··· Record list ···
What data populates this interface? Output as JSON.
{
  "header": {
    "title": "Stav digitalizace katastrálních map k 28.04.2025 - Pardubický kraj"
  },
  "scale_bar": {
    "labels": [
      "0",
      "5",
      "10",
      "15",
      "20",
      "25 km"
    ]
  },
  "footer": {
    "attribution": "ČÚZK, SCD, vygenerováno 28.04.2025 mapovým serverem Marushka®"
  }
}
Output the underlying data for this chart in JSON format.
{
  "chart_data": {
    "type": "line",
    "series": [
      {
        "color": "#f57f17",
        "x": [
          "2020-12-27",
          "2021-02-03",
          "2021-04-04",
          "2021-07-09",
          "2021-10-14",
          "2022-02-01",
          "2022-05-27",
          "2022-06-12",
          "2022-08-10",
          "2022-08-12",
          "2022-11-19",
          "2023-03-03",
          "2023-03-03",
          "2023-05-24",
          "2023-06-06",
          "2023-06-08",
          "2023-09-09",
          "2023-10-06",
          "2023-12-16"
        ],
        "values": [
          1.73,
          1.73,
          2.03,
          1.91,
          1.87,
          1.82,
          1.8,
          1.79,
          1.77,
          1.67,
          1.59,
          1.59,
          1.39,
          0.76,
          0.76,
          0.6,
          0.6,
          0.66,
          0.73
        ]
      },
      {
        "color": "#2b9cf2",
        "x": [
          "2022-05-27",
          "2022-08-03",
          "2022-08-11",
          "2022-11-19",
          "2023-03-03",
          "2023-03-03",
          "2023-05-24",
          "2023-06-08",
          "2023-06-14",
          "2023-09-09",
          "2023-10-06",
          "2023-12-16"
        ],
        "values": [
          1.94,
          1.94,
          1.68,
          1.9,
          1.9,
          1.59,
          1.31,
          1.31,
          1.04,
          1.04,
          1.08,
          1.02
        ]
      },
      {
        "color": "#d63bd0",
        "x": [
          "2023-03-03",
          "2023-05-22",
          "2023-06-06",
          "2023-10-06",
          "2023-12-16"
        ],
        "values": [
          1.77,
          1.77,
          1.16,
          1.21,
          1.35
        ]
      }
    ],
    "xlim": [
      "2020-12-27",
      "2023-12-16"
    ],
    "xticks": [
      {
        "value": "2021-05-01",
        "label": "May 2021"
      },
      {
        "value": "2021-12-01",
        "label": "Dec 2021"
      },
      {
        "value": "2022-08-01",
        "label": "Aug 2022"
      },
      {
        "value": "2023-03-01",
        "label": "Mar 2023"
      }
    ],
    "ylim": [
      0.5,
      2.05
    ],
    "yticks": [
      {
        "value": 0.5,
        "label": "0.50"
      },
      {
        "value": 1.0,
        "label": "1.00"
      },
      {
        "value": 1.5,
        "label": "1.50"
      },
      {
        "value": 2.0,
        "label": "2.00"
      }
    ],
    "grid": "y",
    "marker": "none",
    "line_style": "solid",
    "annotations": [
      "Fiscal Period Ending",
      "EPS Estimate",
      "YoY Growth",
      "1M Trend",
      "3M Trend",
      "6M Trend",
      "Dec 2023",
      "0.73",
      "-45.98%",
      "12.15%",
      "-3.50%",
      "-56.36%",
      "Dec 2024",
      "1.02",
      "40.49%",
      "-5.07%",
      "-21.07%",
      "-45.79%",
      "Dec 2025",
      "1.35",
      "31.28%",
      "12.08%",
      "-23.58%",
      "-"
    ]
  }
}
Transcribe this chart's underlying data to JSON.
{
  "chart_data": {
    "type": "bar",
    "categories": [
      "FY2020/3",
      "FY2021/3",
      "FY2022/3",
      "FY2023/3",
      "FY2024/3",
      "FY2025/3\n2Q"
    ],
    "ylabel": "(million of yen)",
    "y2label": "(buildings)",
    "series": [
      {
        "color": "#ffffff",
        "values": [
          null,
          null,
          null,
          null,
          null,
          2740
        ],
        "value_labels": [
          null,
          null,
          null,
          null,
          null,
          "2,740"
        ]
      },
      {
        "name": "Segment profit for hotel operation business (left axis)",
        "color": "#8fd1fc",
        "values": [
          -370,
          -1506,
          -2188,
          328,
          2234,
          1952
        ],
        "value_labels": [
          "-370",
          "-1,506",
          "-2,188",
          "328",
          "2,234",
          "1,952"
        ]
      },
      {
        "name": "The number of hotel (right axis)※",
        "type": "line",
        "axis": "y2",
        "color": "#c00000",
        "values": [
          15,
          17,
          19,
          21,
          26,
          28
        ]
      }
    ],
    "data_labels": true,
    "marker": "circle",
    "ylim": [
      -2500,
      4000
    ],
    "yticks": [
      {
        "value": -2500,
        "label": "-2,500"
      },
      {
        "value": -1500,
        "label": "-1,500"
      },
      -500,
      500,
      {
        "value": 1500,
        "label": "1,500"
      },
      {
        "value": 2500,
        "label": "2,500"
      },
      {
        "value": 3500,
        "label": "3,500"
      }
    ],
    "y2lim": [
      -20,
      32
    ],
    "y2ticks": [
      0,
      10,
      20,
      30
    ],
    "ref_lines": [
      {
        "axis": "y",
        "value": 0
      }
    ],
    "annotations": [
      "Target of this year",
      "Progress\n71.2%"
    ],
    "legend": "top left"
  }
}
···
## Stated goal
Set down every line of the listing above again, exactly as given.

## Complete response
What data populates this interface? Output as JSON.
{
  "header": {
    "title": "Stav digitalizace katastrálních map k 28.04.2025 - Pardubický kraj"
  },
  "scale_bar": {
    "labels": [
      "0",
      "5",
      "10",
      "15",
      "20",
      "25 km"
    ]
  },
  "footer": {
    "attribution": "ČÚZK, SCD, vygenerováno 28.04.2025 mapovým serverem Marushka®"
  }
}
Output the underlying data for this chart in JSON format.
{
  "chart_data": {
    "type": "line",
    "series": [
      {
        "color": "#f57f17",
        "x": [
          "2020-12-27",
          "2021-02-03",
          "2021-04-04",
          "2021-07-09",
          "2021-10-14",
          "2022-02-01",
          "2022-05-27",
          "2022-06-12",
          "2022-08-10",
          "2022-08-12",
          "2022-11-19",
          "2023-03-03",
          "2023-03-03",
          "2023-05-24",
          "2023-06-06",
          "2023-06-08",
          "2023-09-09",
          "2023-10-06",
          "2023-12-16"
        ],
        "values": [
          1.73,
          1.73,
          2.03,
          1.91,
          1.87,
          1.82,
          1.8,
          1.79,
          1.77,
          1.67,
          1.59,
          1.59,
          1.39,
          0.76,
          0.76,
          0.6,
          0.6,
          0.66,
          0.73
        ]
      },
      {
        "color": "#2b9cf2",
        "x": [
          "2022-05-27",
          "2022-08-03",
          "2022-08-11",
          "2022-11-19",
          "2023-03-03",
          "2023-03-03",
          "2023-05-24",
          "2023-06-08",
          "2023-06-14",
          "2023-09-09",
          "2023-10-06",
          "2023-12-16"
        ],
        "values": [
          1.94,
          1.94,
          1.68,
          1.9,
          1.9,
          1.59,
          1.31,
          1.31,
          1.04,
          1.04,
          1.08,
          1.02
        ]
      },
      {
        "color": "#d63bd0",
        "x": [
          "2023-03-03",
          "2023-05-22",
          "2023-06-06",
          "2023-10-06",
          "2023-12-16"
        ],
        "values": [
          1.77,
          1.77,
          1.16,
          1.21,
          1.35
        ]
      }
    ],
    "xlim": [
      "2020-12-27",
      "2023-12-16"
    ],
    "xticks": [
      {
        "value": "2021-05-01",
        "label": "May 2021"
      },
      {
        "value": "2021-12-01",
        "label": "Dec 2021"
      },
      {
        "value": "2022-08-01",
        "label": "Aug 2022"
      },
      {
        "value": "2023-03-01",
        "label": "Mar 2023"
      }
    ],
    "ylim": [
      0.5,
      2.05
    ],
    "yticks": [
      {
        "value": 0.5,
        "label": "0.50"
      },
      {
        "value": 1.0,
        "label": "1.00"
      },
      {
        "value": 1.5,
        "label": "1.50"
      },
      {
        "value": 2.0,
        "label": "2.00"
      }
    ],
    "grid": "y",
    "marker": "none",
    "line_style": "solid",
    "annotations": [
      "Fiscal Period Ending",
      "EPS Estimate",
      "YoY Growth",
      "1M Trend",
      "3M Trend",
      "6M Trend",
      "Dec 2023",
      "0.73",
      "-45.98%",
      "12.15%",
      "-3.50%",
      "-56.36%",
      "Dec 2024",
      "1.02",
      "40.49%",
      "-5.07%",
      "-21.07%",
      "-45.79%",
      "Dec 2025",
      "1.35",
      "31.28%",
      "12.08%",
      "-23.58%",
      "-"
    ]
  }
}
Transcribe this chart's underlying data to JSON.
{
  "chart_data": {
    "type": "bar",
    "categories": [
      "FY2020/3",
      "FY2021/3",
      "FY2022/3",
      "FY2023/3",
      "FY2024/3",
      "FY2025/3\n2Q"
    ],
    "ylabel": "(million of yen)",
    "y2label": "(buildings)",
    "series": [
      {
        "color": "#ffffff",
        "values": [
          null,
          null,
          null,
          null,
          null,
          2740
        ],
        "value_labels": [
          null,
          null,
          null,
          null,
          null,
          "2,740"
        ]
      },
      {
        "name": "Segment profit for hotel operation business (left axis)",
        "color": "#8fd1fc",
        "values": [
          -370,
          -1506,
          -2188,
          328,
          2234,
          1952
        ],
        "value_labels": [
          "-370",
          "-1,506",
          "-2,188",
          "328",
          "2,234",
          "1,952"
        ]
      },
      {
        "name": "The number of hotel (right axis)※",
        "type": "line",
        "axis": "y2",
        "color": "#c00000",
        "values": [
          15,
          17,
          19,
          21,
          26,
          28
        ]
      }
    ],
    "data_labels": true,
    "marker": "circle",
    "ylim": [
      -2500,
      4000
    ],
    "yticks": [
      {
        "value": -2500,
        "label": "-2,500"
      },
      {
        "value": -1500,
        "label": "-1,500"
      },
      -500,
      500,
      {
        "value": 1500,
        "label": "1,500"
      },
      {
        "value": 2500,
        "label": "2,500"
      },
      {
        "value": 3500,
        "label": "3,500"
      }
    ],
    "y2lim": [
      -20,
      32
    ],
    "y2ticks": [
      0,
      10,
      20,
      30
    ],
    "ref_lines": [
      {
        "axis": "y",
        "value": 0
      }
    ],
    "annotations": [
      "Target of this year",
      "Progress\n71.2%"
    ],
    "legend": "top left"
  }
}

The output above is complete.